**Stored items**.
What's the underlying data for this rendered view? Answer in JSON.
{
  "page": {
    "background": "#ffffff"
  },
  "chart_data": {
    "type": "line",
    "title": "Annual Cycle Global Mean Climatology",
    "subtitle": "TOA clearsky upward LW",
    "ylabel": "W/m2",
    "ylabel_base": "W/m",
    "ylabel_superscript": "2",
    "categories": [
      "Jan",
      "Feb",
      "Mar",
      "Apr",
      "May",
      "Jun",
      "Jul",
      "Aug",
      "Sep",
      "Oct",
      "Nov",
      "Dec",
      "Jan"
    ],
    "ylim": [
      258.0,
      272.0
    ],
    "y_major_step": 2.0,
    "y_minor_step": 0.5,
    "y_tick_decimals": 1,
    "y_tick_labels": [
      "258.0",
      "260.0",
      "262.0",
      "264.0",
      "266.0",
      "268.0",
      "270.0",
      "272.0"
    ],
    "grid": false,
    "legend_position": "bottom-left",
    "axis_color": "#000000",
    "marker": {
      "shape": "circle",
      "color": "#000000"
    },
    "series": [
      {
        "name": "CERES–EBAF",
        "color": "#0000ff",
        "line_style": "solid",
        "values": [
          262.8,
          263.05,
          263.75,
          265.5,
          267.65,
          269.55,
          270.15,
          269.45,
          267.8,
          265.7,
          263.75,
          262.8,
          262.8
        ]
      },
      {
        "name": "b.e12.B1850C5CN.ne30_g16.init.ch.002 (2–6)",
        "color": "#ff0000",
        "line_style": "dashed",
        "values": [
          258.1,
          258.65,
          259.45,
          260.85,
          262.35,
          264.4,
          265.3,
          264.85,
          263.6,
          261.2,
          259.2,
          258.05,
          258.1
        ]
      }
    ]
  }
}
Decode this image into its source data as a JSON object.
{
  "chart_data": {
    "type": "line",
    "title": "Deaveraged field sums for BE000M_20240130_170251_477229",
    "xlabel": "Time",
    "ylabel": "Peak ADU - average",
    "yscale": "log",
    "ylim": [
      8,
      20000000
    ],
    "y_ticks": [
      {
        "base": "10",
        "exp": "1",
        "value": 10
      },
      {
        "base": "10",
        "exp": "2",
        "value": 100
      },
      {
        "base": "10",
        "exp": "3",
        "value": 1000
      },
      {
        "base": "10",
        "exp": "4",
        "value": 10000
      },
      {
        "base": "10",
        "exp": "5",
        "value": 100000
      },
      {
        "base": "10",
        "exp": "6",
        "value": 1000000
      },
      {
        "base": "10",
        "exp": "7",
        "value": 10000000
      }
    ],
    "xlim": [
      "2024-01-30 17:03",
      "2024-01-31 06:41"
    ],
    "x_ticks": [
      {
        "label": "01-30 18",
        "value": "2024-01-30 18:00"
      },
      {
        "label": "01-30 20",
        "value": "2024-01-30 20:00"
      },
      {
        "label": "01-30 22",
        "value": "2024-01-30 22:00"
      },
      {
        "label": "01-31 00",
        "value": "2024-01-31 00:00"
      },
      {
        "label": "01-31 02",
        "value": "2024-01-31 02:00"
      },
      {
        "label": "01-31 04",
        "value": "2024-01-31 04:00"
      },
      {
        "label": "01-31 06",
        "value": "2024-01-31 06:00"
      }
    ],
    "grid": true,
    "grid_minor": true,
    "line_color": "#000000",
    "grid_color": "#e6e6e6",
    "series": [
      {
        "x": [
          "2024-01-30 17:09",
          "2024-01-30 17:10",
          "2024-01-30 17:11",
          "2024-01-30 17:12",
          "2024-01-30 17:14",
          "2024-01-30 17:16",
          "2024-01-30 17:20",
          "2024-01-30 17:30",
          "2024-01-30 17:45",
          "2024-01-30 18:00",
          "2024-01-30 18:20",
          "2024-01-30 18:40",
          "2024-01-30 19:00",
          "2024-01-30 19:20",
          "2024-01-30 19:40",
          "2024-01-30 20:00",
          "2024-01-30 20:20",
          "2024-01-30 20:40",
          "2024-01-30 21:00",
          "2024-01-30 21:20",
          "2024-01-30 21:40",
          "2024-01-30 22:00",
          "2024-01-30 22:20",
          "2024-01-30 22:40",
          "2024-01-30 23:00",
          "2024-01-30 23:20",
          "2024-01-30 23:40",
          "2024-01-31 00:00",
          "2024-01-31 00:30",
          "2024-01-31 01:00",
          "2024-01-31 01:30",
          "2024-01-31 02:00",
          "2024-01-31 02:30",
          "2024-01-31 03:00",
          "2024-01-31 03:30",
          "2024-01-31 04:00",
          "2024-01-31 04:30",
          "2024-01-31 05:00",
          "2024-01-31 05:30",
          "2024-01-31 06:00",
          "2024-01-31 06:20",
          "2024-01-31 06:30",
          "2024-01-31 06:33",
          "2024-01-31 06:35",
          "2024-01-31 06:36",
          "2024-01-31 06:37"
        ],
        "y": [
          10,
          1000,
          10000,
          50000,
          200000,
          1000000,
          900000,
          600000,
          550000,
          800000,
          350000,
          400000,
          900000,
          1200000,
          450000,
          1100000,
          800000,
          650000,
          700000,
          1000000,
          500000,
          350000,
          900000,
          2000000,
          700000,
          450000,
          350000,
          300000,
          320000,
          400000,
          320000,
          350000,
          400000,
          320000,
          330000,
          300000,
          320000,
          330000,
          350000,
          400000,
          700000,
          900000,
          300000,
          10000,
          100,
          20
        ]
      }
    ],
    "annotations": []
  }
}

**WHAT IS ASKED**. Return every line containing "this".

**PROBLEM SOLUTION**.
What's the underlying data for this rendered view? Answer in JSON.
Decode this image into its source data as a JSON object.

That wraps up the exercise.